- Record extracts:
>>>

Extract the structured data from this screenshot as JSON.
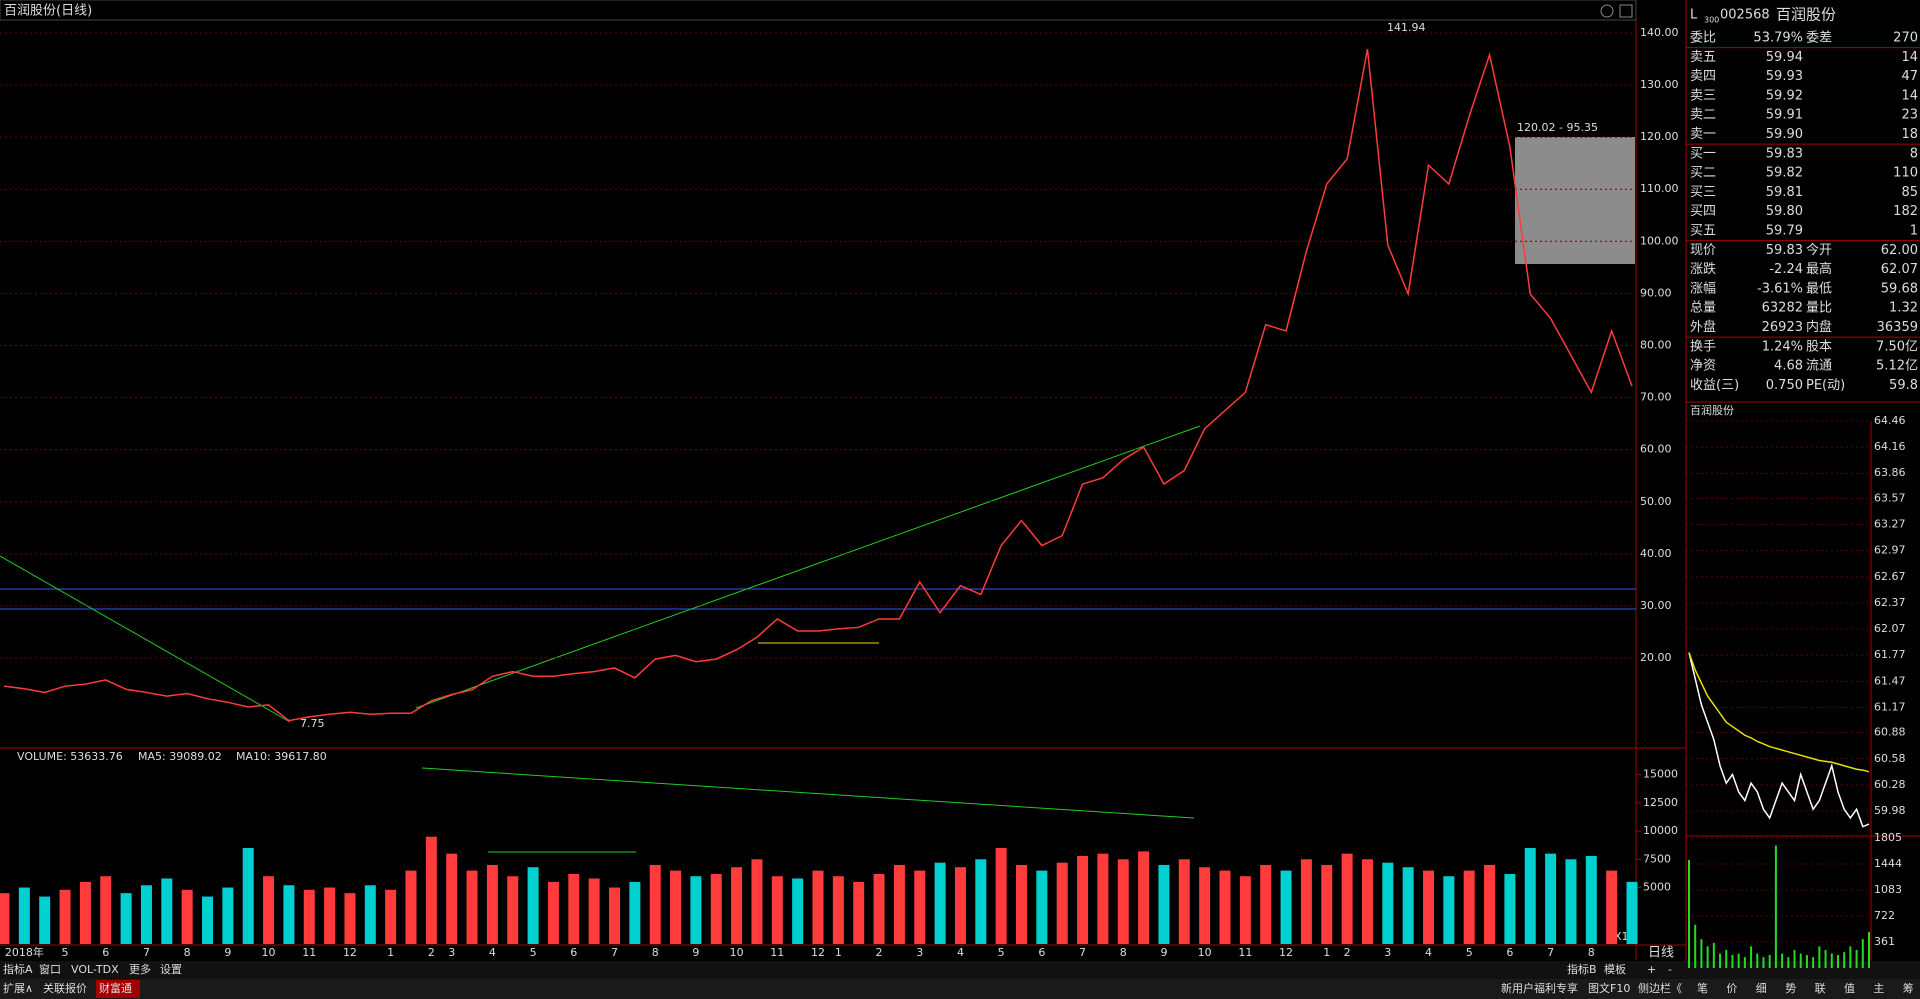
{
  "window_title": "百润股份(日线)",
  "chart_data": [
    {
      "type": "line",
      "color": "#ff3b3b",
      "grid": true,
      "up_color": "#ff3b3b",
      "down_color": "#00d0d0",
      "categories": [
        null,
        "2018年",
        null,
        "5",
        null,
        "6",
        null,
        "7",
        null,
        "8",
        null,
        "9",
        null,
        "10",
        null,
        "11",
        null,
        "12",
        null,
        "1",
        null,
        "2",
        "3",
        null,
        "4",
        null,
        "5",
        null,
        "6",
        null,
        "7",
        null,
        "8",
        null,
        "9",
        null,
        "10",
        null,
        "11",
        null,
        "12",
        "1",
        null,
        "2",
        null,
        "3",
        null,
        "4",
        null,
        "5",
        null,
        "6",
        null,
        "7",
        null,
        "8",
        null,
        "9",
        null,
        "10",
        null,
        "11",
        null,
        "12",
        null,
        "1",
        "2",
        null,
        "3",
        null,
        "4",
        null,
        "5",
        null,
        "6",
        null,
        "7",
        null,
        "8",
        null,
        null
      ],
      "values": [
        14.6,
        14.1,
        13.4,
        14.6,
        15,
        15.8,
        14,
        13.4,
        12.7,
        13.2,
        12.2,
        11.5,
        10.6,
        11,
        8,
        8.7,
        9.2,
        9.6,
        9.2,
        9.4,
        9.4,
        11.8,
        13,
        13.9,
        16.5,
        17.4,
        16.5,
        16.5,
        17,
        17.4,
        18.1,
        16.2,
        19.8,
        20.5,
        19.3,
        19.8,
        21.6,
        24,
        27.5,
        25.2,
        25.2,
        25.6,
        25.9,
        27.5,
        27.5,
        34.6,
        28.7,
        33.9,
        32.2,
        41.6,
        46.4,
        41.6,
        43.5,
        53.4,
        54.6,
        58.1,
        60.5,
        53.4,
        56,
        64,
        67.5,
        71,
        84,
        82.8,
        98.1,
        111,
        115.8,
        136.9,
        99.3,
        89.9,
        114.6,
        111,
        124,
        135.8,
        118.1,
        89.9,
        85.2,
        78.1,
        71,
        82.8,
        72.2
      ],
      "ylim": [
        3.5,
        142.1
      ],
      "yticks": [
        {
          "value": 20,
          "label": "20.00"
        },
        {
          "value": 30,
          "label": "30.00"
        },
        {
          "value": 40,
          "label": "40.00"
        },
        {
          "value": 50,
          "label": "50.00"
        },
        {
          "value": 60,
          "label": "60.00"
        },
        {
          "value": 70,
          "label": "70.00"
        },
        {
          "value": 80,
          "label": "80.00"
        },
        {
          "value": 90,
          "label": "90.00"
        },
        {
          "value": 100,
          "label": "100.00"
        },
        {
          "value": 110,
          "label": "110.00"
        },
        {
          "value": 120,
          "label": "120.00"
        },
        {
          "value": 130,
          "label": "130.00"
        },
        {
          "value": 140,
          "label": "140.00"
        }
      ],
      "peak_label": "141.94",
      "low_label": "7.75",
      "box_label": "120.02 - 95.35"
    },
    {
      "type": "bar",
      "title": "VOLUME: 53633.76",
      "ma5_label": "MA5: 39089.02",
      "ma10_label": "MA10: 39617.80",
      "scale_label": "X10",
      "values": [
        4500,
        5000,
        4200,
        4800,
        5500,
        6000,
        4500,
        5200,
        5800,
        4800,
        4200,
        5000,
        8500,
        6000,
        5200,
        4800,
        5000,
        4500,
        5200,
        4800,
        6500,
        9500,
        8000,
        6500,
        7000,
        6000,
        6800,
        5500,
        6200,
        5800,
        5000,
        5500,
        7000,
        6500,
        6000,
        6200,
        6800,
        7500,
        6000,
        5800,
        6500,
        6000,
        5500,
        6200,
        7000,
        6500,
        7200,
        6800,
        7500,
        8500,
        7000,
        6500,
        7200,
        7800,
        8000,
        7500,
        8200,
        7000,
        7500,
        6800,
        6500,
        6000,
        7000,
        6500,
        7500,
        7000,
        8000,
        7500,
        7200,
        6800,
        6500,
        6000,
        6500,
        7000,
        6200,
        8500,
        8000,
        7500,
        7800,
        6500,
        5500
      ],
      "ylim": [
        0,
        17000
      ],
      "yticks": [
        5000,
        7500,
        10000,
        12500,
        15000
      ]
    },
    {
      "type": "line",
      "title": "百润股份",
      "series": [
        {
          "color": "#ffffff",
          "values": [
            61.8,
            61.5,
            61.2,
            61.0,
            60.8,
            60.5,
            60.3,
            60.4,
            60.2,
            60.1,
            60.3,
            60.2,
            60.0,
            59.9,
            60.1,
            60.3,
            60.2,
            60.1,
            60.4,
            60.2,
            60.0,
            60.1,
            60.3,
            60.5,
            60.2,
            60.0,
            59.9,
            60.0,
            59.8,
            59.83
          ]
        },
        {
          "color": "#e8e000",
          "values": [
            61.8,
            61.6,
            61.45,
            61.3,
            61.2,
            61.1,
            61.0,
            60.95,
            60.9,
            60.85,
            60.82,
            60.78,
            60.75,
            60.72,
            60.7,
            60.68,
            60.66,
            60.64,
            60.62,
            60.6,
            60.58,
            60.56,
            60.55,
            60.54,
            60.52,
            60.5,
            60.48,
            60.46,
            60.45,
            60.43
          ]
        }
      ],
      "ylim": [
        59.98,
        64.46
      ],
      "yticks": [
        64.46,
        64.16,
        63.86,
        63.57,
        63.27,
        62.97,
        62.67,
        62.37,
        62.07,
        61.77,
        61.47,
        61.17,
        60.88,
        60.58,
        60.28,
        59.98
      ]
    },
    {
      "type": "bar",
      "color": "#22dd22",
      "values": [
        1500,
        600,
        400,
        300,
        350,
        200,
        250,
        180,
        200,
        150,
        300,
        200,
        150,
        180,
        1700,
        200,
        150,
        250,
        200,
        180,
        150,
        300,
        250,
        200,
        180,
        220,
        300,
        250,
        400,
        500
      ],
      "ylim": [
        0,
        1805
      ],
      "yticks": [
        1805,
        1444,
        1083,
        722,
        361
      ]
    }
  ],
  "quote": {
    "market": "L",
    "index": "300",
    "code": "002568",
    "name": "百润股份",
    "ratio": {
      "label": "委比",
      "value": "53.79%",
      "label2": "委差",
      "value2": "270"
    },
    "sell": [
      {
        "label": "卖五",
        "price": "59.94",
        "volume": "14"
      },
      {
        "label": "卖四",
        "price": "59.93",
        "volume": "47"
      },
      {
        "label": "卖三",
        "price": "59.92",
        "volume": "14"
      },
      {
        "label": "卖二",
        "price": "59.91",
        "volume": "23"
      },
      {
        "label": "卖一",
        "price": "59.90",
        "volume": "18"
      }
    ],
    "buy": [
      {
        "label": "买一",
        "price": "59.83",
        "volume": "8"
      },
      {
        "label": "买二",
        "price": "59.82",
        "volume": "110"
      },
      {
        "label": "买三",
        "price": "59.81",
        "volume": "85"
      },
      {
        "label": "买四",
        "price": "59.80",
        "volume": "182"
      },
      {
        "label": "买五",
        "price": "59.79",
        "volume": "1"
      }
    ],
    "stats": [
      {
        "label": "现价",
        "value": "59.83",
        "color": "#22dd22",
        "label2": "今开",
        "value2": "62.00",
        "color2": "#22dd22"
      },
      {
        "label": "涨跌",
        "value": "-2.24",
        "color": "#22dd22",
        "label2": "最高",
        "value2": "62.07",
        "color2": "#ffffff"
      },
      {
        "label": "涨幅",
        "value": "-3.61%",
        "color": "#22dd22",
        "label2": "最低",
        "value2": "59.68",
        "color2": "#22dd22"
      },
      {
        "label": "总量",
        "value": "63282",
        "color": "#e8e000",
        "label2": "量比",
        "value2": "1.32",
        "color2": "#ff3b3b"
      },
      {
        "label": "外盘",
        "value": "26923",
        "color": "#ff3b3b",
        "label2": "内盘",
        "value2": "36359",
        "color2": "#22dd22"
      },
      {
        "label": "换手",
        "value": "1.24%",
        "color": "#ffffff",
        "label2": "股本",
        "value2": "7.50亿",
        "color2": "#ffffff"
      },
      {
        "label": "净资",
        "value": "4.68",
        "color": "#ffffff",
        "label2": "流通",
        "value2": "5.12亿",
        "color2": "#ffffff"
      },
      {
        "label": "收益(三)",
        "value": "0.750",
        "color": "#ffffff",
        "label2": "PE(动)",
        "value2": "59.8",
        "color2": "#ffffff"
      }
    ]
  },
  "toolbar": {
    "left": [
      "指标A",
      "窗口",
      "VOL-TDX",
      "更多",
      "设置"
    ],
    "right": [
      "指标B",
      "模板",
      "+",
      "-"
    ],
    "period": "日线"
  },
  "bottom_bar": {
    "left": [
      "扩展∧",
      "关联报价",
      "财富通"
    ],
    "right": [
      "新用户福利专享",
      "图文F10",
      "侧边栏《"
    ],
    "tabs": [
      "笔",
      "价",
      "细",
      "势",
      "联",
      "值",
      "主",
      "筹"
    ]
  }
}
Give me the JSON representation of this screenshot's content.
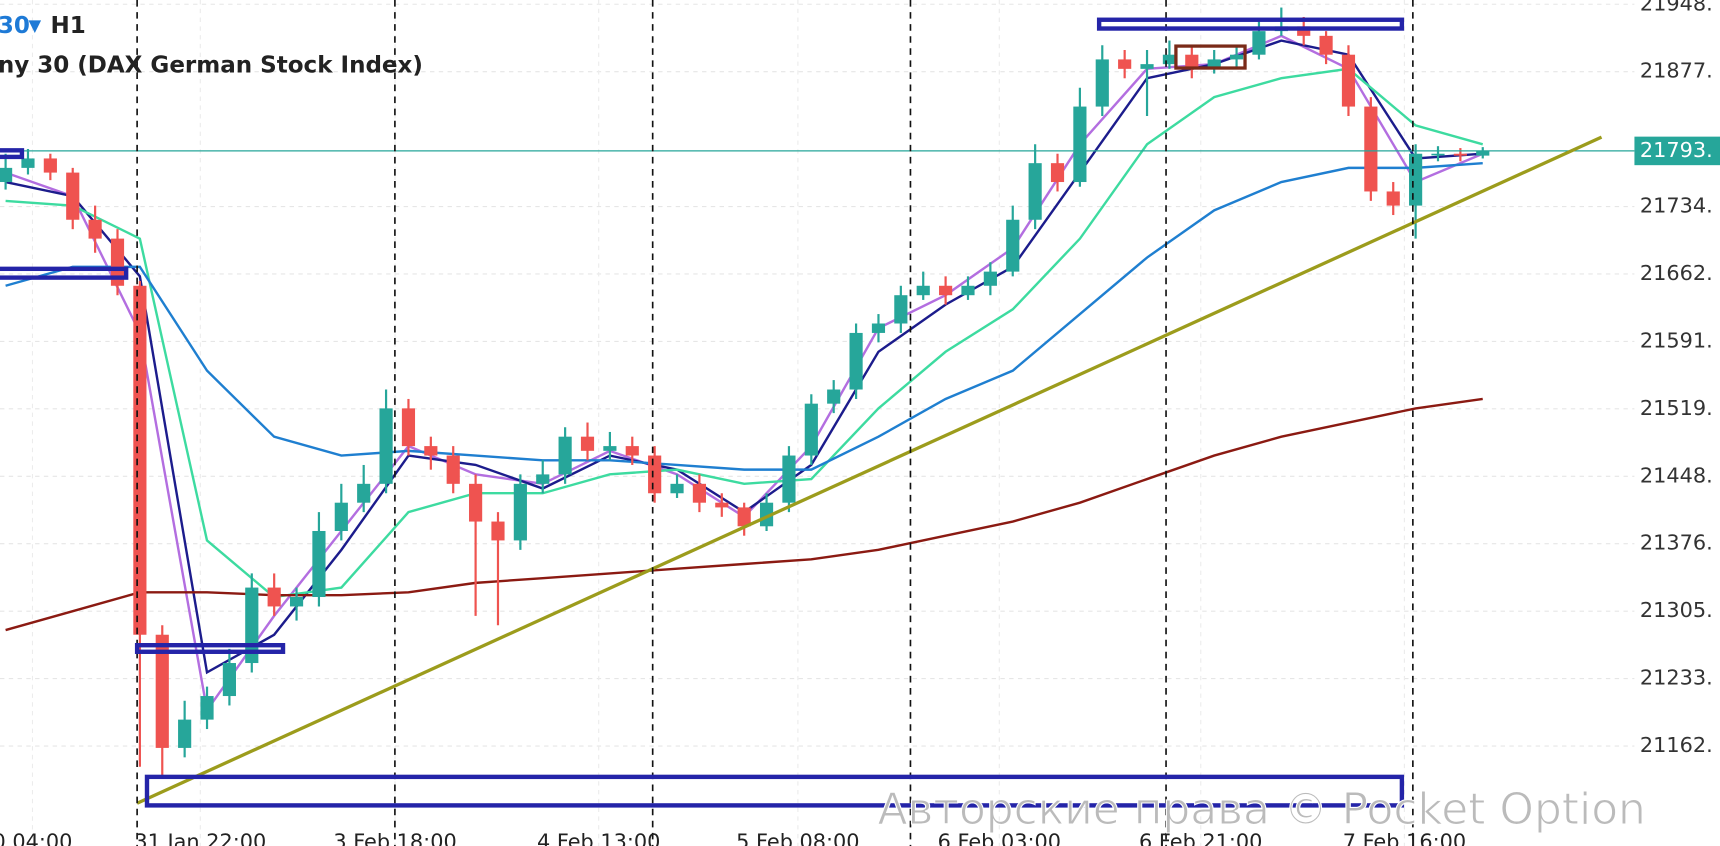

<<<

- Exercise requirements:
Reproduce every line from the entries that holds the word "JSON".

- Exercise answer:
Extract the structured data from this screenshot as JSON.
Give me the JSON representation of this screenshot's content.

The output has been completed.